— start —

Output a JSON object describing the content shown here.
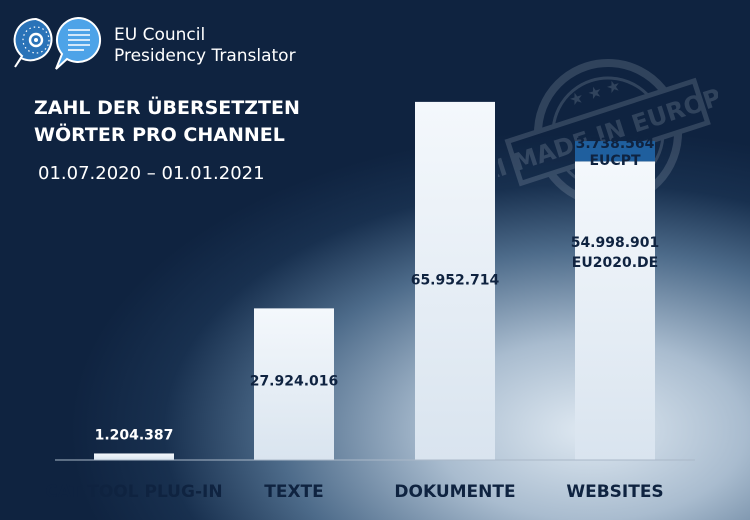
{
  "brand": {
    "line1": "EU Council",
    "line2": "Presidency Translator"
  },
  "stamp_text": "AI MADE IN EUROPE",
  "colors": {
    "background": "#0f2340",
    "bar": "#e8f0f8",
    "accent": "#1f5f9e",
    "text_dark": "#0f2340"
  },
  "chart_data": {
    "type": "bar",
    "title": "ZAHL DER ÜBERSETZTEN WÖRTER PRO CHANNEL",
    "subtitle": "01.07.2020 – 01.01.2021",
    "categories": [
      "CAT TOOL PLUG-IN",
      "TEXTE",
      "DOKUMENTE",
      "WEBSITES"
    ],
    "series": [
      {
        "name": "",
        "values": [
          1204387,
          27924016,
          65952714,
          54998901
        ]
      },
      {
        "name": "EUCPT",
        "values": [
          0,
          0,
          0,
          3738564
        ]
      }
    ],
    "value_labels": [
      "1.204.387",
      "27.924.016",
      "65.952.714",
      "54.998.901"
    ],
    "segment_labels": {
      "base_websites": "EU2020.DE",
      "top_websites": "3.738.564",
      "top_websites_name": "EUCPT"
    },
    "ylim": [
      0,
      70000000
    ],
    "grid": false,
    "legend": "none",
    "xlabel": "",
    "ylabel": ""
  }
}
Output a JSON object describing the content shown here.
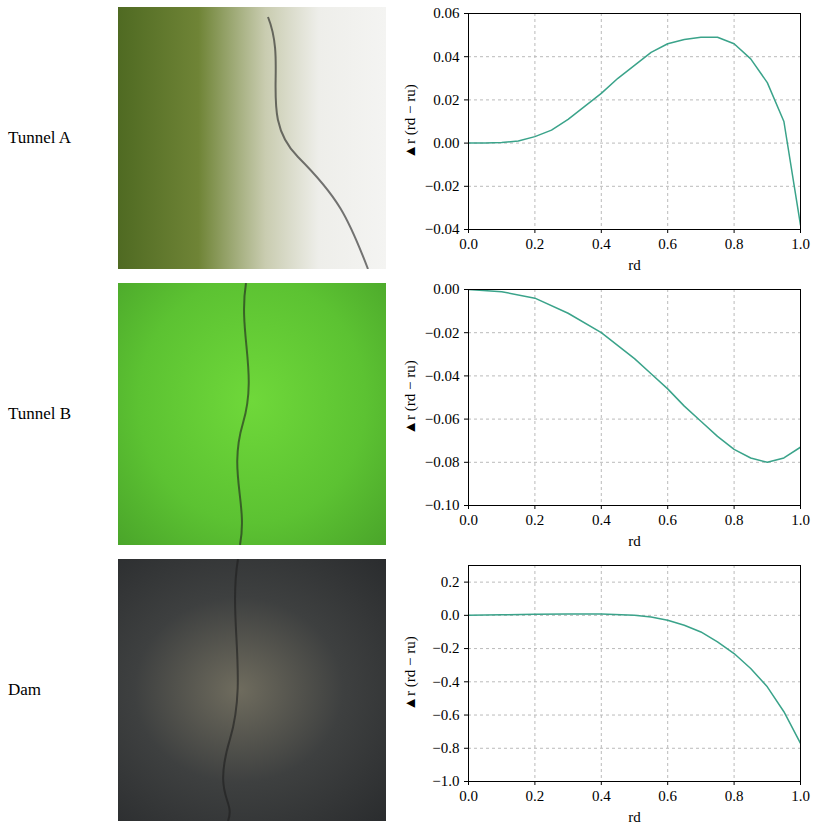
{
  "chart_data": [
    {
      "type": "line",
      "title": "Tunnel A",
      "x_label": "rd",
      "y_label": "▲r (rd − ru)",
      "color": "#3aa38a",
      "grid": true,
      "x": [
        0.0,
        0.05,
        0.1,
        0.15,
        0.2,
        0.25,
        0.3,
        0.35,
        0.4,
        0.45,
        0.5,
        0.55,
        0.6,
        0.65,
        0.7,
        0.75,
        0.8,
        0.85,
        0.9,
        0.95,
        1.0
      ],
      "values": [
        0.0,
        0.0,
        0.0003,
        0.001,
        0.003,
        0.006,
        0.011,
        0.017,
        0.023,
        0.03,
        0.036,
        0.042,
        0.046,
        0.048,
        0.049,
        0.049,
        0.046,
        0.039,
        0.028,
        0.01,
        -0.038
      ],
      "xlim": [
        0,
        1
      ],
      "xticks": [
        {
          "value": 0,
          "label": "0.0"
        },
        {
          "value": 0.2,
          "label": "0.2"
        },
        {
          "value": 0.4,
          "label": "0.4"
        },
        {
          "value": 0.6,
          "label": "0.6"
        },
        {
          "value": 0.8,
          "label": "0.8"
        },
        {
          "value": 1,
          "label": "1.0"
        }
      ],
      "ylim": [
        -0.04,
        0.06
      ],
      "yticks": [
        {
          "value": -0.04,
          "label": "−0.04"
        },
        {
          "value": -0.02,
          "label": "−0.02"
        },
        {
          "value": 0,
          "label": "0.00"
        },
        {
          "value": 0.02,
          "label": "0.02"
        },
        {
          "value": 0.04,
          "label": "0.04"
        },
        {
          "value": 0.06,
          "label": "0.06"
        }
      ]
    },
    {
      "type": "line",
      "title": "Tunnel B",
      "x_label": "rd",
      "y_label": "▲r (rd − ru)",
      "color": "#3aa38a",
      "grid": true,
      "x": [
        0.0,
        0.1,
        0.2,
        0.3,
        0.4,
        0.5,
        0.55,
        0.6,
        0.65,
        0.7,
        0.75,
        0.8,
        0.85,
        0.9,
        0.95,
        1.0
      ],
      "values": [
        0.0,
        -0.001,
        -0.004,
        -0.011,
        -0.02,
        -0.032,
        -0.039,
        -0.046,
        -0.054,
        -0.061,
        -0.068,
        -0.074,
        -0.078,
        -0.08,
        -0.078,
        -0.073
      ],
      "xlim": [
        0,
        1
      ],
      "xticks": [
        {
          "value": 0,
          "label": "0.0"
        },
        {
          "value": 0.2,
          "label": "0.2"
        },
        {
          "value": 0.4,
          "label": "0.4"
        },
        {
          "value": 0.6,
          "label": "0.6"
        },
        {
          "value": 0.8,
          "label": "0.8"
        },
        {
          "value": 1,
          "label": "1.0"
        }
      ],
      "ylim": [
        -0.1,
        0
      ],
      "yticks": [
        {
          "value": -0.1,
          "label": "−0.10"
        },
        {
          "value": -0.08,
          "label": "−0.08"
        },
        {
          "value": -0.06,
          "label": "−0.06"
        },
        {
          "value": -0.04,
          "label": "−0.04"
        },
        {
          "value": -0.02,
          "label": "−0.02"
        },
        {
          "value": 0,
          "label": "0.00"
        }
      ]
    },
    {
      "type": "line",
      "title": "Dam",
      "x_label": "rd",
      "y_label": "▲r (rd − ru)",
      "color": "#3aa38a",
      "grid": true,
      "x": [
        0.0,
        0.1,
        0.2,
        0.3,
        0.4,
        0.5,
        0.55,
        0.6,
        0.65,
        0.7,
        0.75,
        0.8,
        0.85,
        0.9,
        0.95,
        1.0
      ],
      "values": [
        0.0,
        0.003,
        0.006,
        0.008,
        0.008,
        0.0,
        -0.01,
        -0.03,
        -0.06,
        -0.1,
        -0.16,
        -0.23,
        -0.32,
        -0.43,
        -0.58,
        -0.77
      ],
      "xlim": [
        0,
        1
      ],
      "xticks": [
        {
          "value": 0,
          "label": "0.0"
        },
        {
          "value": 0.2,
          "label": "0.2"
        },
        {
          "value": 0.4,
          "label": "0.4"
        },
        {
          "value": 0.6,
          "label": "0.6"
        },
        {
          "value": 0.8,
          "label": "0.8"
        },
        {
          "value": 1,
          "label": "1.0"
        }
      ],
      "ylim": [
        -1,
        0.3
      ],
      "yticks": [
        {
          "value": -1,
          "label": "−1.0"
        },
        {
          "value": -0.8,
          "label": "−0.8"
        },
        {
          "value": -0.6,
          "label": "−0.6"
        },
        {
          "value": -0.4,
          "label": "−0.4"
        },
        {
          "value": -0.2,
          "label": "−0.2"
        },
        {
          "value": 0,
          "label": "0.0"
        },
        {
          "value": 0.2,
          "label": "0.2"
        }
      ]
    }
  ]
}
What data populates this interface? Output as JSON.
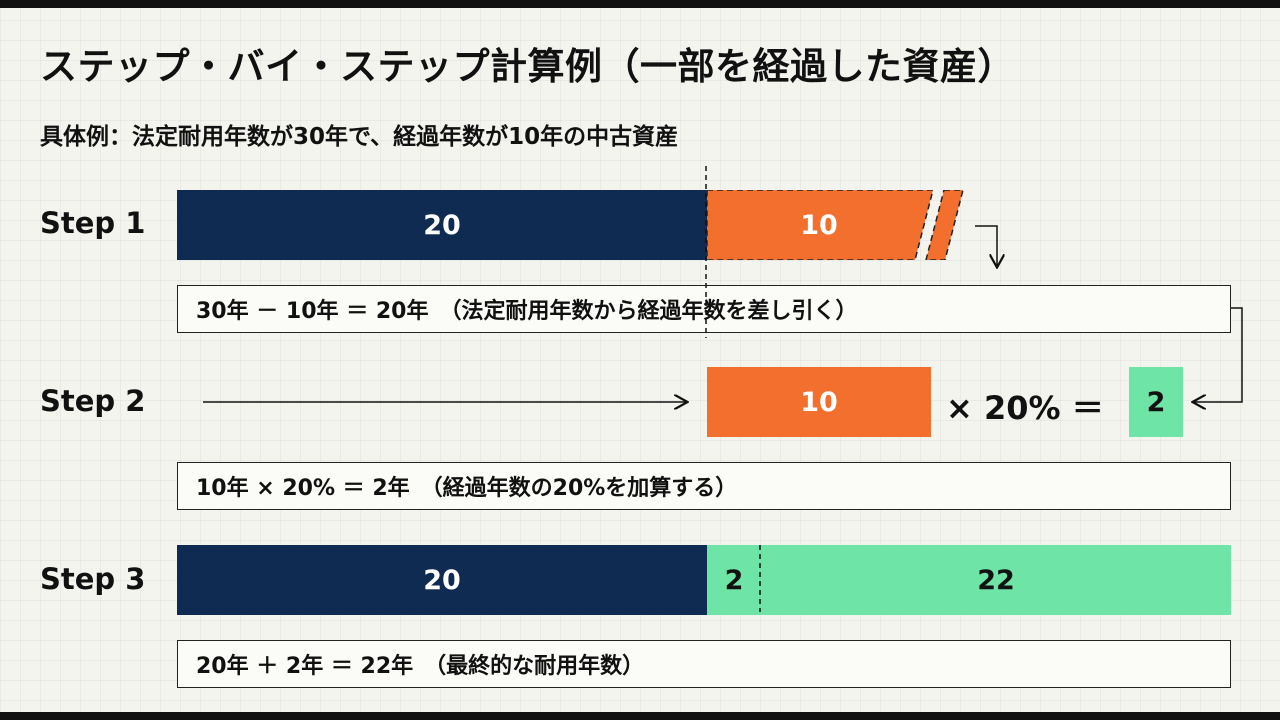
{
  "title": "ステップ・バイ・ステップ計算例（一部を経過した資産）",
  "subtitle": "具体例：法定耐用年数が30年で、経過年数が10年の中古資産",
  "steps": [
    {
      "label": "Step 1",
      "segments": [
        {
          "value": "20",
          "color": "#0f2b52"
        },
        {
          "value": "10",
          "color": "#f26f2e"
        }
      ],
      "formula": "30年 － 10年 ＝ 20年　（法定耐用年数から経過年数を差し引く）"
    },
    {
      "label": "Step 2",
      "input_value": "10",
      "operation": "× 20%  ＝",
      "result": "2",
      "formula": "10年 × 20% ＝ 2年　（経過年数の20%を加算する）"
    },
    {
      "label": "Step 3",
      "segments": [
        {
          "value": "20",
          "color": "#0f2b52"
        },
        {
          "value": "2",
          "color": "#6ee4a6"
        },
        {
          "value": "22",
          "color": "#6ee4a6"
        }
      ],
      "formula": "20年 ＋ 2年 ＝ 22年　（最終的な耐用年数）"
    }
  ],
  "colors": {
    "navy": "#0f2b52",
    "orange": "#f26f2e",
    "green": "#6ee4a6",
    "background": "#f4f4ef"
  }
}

— end —

→ **STATED PROBLEM**:
Without the pictures, repeat all the records word for word.

→ **THE REPLY**:
Output a JSON object describing the content shown here.
{
  "brand": {
    "line1": "EU Council",
    "line2": "Presidency Translator"
  },
  "stamp_text": "AI MADE IN EUROPE",
  "colors": {
    "background": "#0f2340",
    "bar": "#e8f0f8",
    "accent": "#1f5f9e",
    "text_dark": "#0f2340"
  },
  "chart_data": {
    "type": "bar",
    "title": "ZAHL DER ÜBERSETZTEN WÖRTER PRO CHANNEL",
    "subtitle": "01.07.2020 – 01.01.2021",
    "categories": [
      "CAT TOOL PLUG-IN",
      "TEXTE",
      "DOKUMENTE",
      "WEBSITES"
    ],
    "series": [
      {
        "name": "",
        "values": [
          1204387,
          27924016,
          65952714,
          54998901
        ]
      },
      {
        "name": "EUCPT",
        "values": [
          0,
          0,
          0,
          3738564
        ]
      }
    ],
    "value_labels": [
      "1.204.387",
      "27.924.016",
      "65.952.714",
      "54.998.901"
    ],
    "segment_labels": {
      "base_websites": "EU2020.DE",
      "top_websites": "3.738.564",
      "top_websites_name": "EUCPT"
    },
    "ylim": [
      0,
      70000000
    ],
    "grid": false,
    "legend": "none",
    "xlabel": "",
    "ylabel": ""
  }
}
Output a JSON object describing the content shown here.
{
  "chart_data": [
    {
      "type": "line",
      "title": "Tunnel A",
      "x_label": "rd",
      "y_label": "▲r (rd − ru)",
      "color": "#3aa38a",
      "grid": true,
      "x": [
        0.0,
        0.05,
        0.1,
        0.15,
        0.2,
        0.25,
        0.3,
        0.35,
        0.4,
        0.45,
        0.5,
        0.55,
        0.6,
        0.65,
        0.7,
        0.75,
        0.8,
        0.85,
        0.9,
        0.95,
        1.0
      ],
      "values": [
        0.0,
        0.0,
        0.0003,
        0.001,
        0.003,
        0.006,
        0.011,
        0.017,
        0.023,
        0.03,
        0.036,
        0.042,
        0.046,
        0.048,
        0.049,
        0.049,
        0.046,
        0.039,
        0.028,
        0.01,
        -0.038
      ],
      "xlim": [
        0,
        1
      ],
      "xticks": [
        {
          "value": 0,
          "label": "0.0"
        },
        {
          "value": 0.2,
          "label": "0.2"
        },
        {
          "value": 0.4,
          "label": "0.4"
        },
        {
          "value": 0.6,
          "label": "0.6"
        },
        {
          "value": 0.8,
          "label": "0.8"
        },
        {
          "value": 1,
          "label": "1.0"
        }
      ],
      "ylim": [
        -0.04,
        0.06
      ],
      "yticks": [
        {
          "value": -0.04,
          "label": "−0.04"
        },
        {
          "value": -0.02,
          "label": "−0.02"
        },
        {
          "value": 0,
          "label": "0.00"
        },
        {
          "value": 0.02,
          "label": "0.02"
        },
        {
          "value": 0.04,
          "label": "0.04"
        },
        {
          "value": 0.06,
          "label": "0.06"
        }
      ]
    },
    {
      "type": "line",
      "title": "Tunnel B",
      "x_label": "rd",
      "y_label": "▲r (rd − ru)",
      "color": "#3aa38a",
      "grid": true,
      "x": [
        0.0,
        0.1,
        0.2,
        0.3,
        0.4,
        0.5,
        0.55,
        0.6,
        0.65,
        0.7,
        0.75,
        0.8,
        0.85,
        0.9,
        0.95,
        1.0
      ],
      "values": [
        0.0,
        -0.001,
        -0.004,
        -0.011,
        -0.02,
        -0.032,
        -0.039,
        -0.046,
        -0.054,
        -0.061,
        -0.068,
        -0.074,
        -0.078,
        -0.08,
        -0.078,
        -0.073
      ],
      "xlim": [
        0,
        1
      ],
      "xticks": [
        {
          "value": 0,
          "label": "0.0"
        },
        {
          "value": 0.2,
          "label": "0.2"
        },
        {
          "value": 0.4,
          "label": "0.4"
        },
        {
          "value": 0.6,
          "label": "0.6"
        },
        {
          "value": 0.8,
          "label": "0.8"
        },
        {
          "value": 1,
          "label": "1.0"
        }
      ],
      "ylim": [
        -0.1,
        0
      ],
      "yticks": [
        {
          "value": -0.1,
          "label": "−0.10"
        },
        {
          "value": -0.08,
          "label": "−0.08"
        },
        {
          "value": -0.06,
          "label": "−0.06"
        },
        {
          "value": -0.04,
          "label": "−0.04"
        },
        {
          "value": -0.02,
          "label": "−0.02"
        },
        {
          "value": 0,
          "label": "0.00"
        }
      ]
    },
    {
      "type": "line",
      "title": "Dam",
      "x_label": "rd",
      "y_label": "▲r (rd − ru)",
      "color": "#3aa38a",
      "grid": true,
      "x": [
        0.0,
        0.1,
        0.2,
        0.3,
        0.4,
        0.5,
        0.55,
        0.6,
        0.65,
        0.7,
        0.75,
        0.8,
        0.85,
        0.9,
        0.95,
        1.0
      ],
      "values": [
        0.0,
        0.003,
        0.006,
        0.008,
        0.008,
        0.0,
        -0.01,
        -0.03,
        -0.06,
        -0.1,
        -0.16,
        -0.23,
        -0.32,
        -0.43,
        -0.58,
        -0.77
      ],
      "xlim": [
        0,
        1
      ],
      "xticks": [
        {
          "value": 0,
          "label": "0.0"
        },
        {
          "value": 0.2,
          "label": "0.2"
        },
        {
          "value": 0.4,
          "label": "0.4"
        },
        {
          "value": 0.6,
          "label": "0.6"
        },
        {
          "value": 0.8,
          "label": "0.8"
        },
        {
          "value": 1,
          "label": "1.0"
        }
      ],
      "ylim": [
        -1,
        0.3
      ],
      "yticks": [
        {
          "value": -1,
          "label": "−1.0"
        },
        {
          "value": -0.8,
          "label": "−0.8"
        },
        {
          "value": -0.6,
          "label": "−0.6"
        },
        {
          "value": -0.4,
          "label": "−0.4"
        },
        {
          "value": -0.2,
          "label": "−0.2"
        },
        {
          "value": 0,
          "label": "0.0"
        },
        {
          "value": 0.2,
          "label": "0.2"
        }
      ]
    }
  ]
}
What data populates this interface? Output as JSON.
{
  "title": "ステップ・バイ・ステップ計算例（一部を経過した資産）",
  "subtitle": "具体例：法定耐用年数が30年で、経過年数が10年の中古資産",
  "steps": [
    {
      "label": "Step 1",
      "segments": [
        {
          "value": "20",
          "color": "#0f2b52"
        },
        {
          "value": "10",
          "color": "#f26f2e"
        }
      ],
      "formula": "30年 － 10年 ＝ 20年　（法定耐用年数から経過年数を差し引く）"
    },
    {
      "label": "Step 2",
      "input_value": "10",
      "operation": "× 20%  ＝",
      "result": "2",
      "formula": "10年 × 20% ＝ 2年　（経過年数の20%を加算する）"
    },
    {
      "label": "Step 3",
      "segments": [
        {
          "value": "20",
          "color": "#0f2b52"
        },
        {
          "value": "2",
          "color": "#6ee4a6"
        },
        {
          "value": "22",
          "color": "#6ee4a6"
        }
      ],
      "formula": "20年 ＋ 2年 ＝ 22年　（最終的な耐用年数）"
    }
  ],
  "colors": {
    "navy": "#0f2b52",
    "orange": "#f26f2e",
    "green": "#6ee4a6",
    "background": "#f4f4ef"
  }
}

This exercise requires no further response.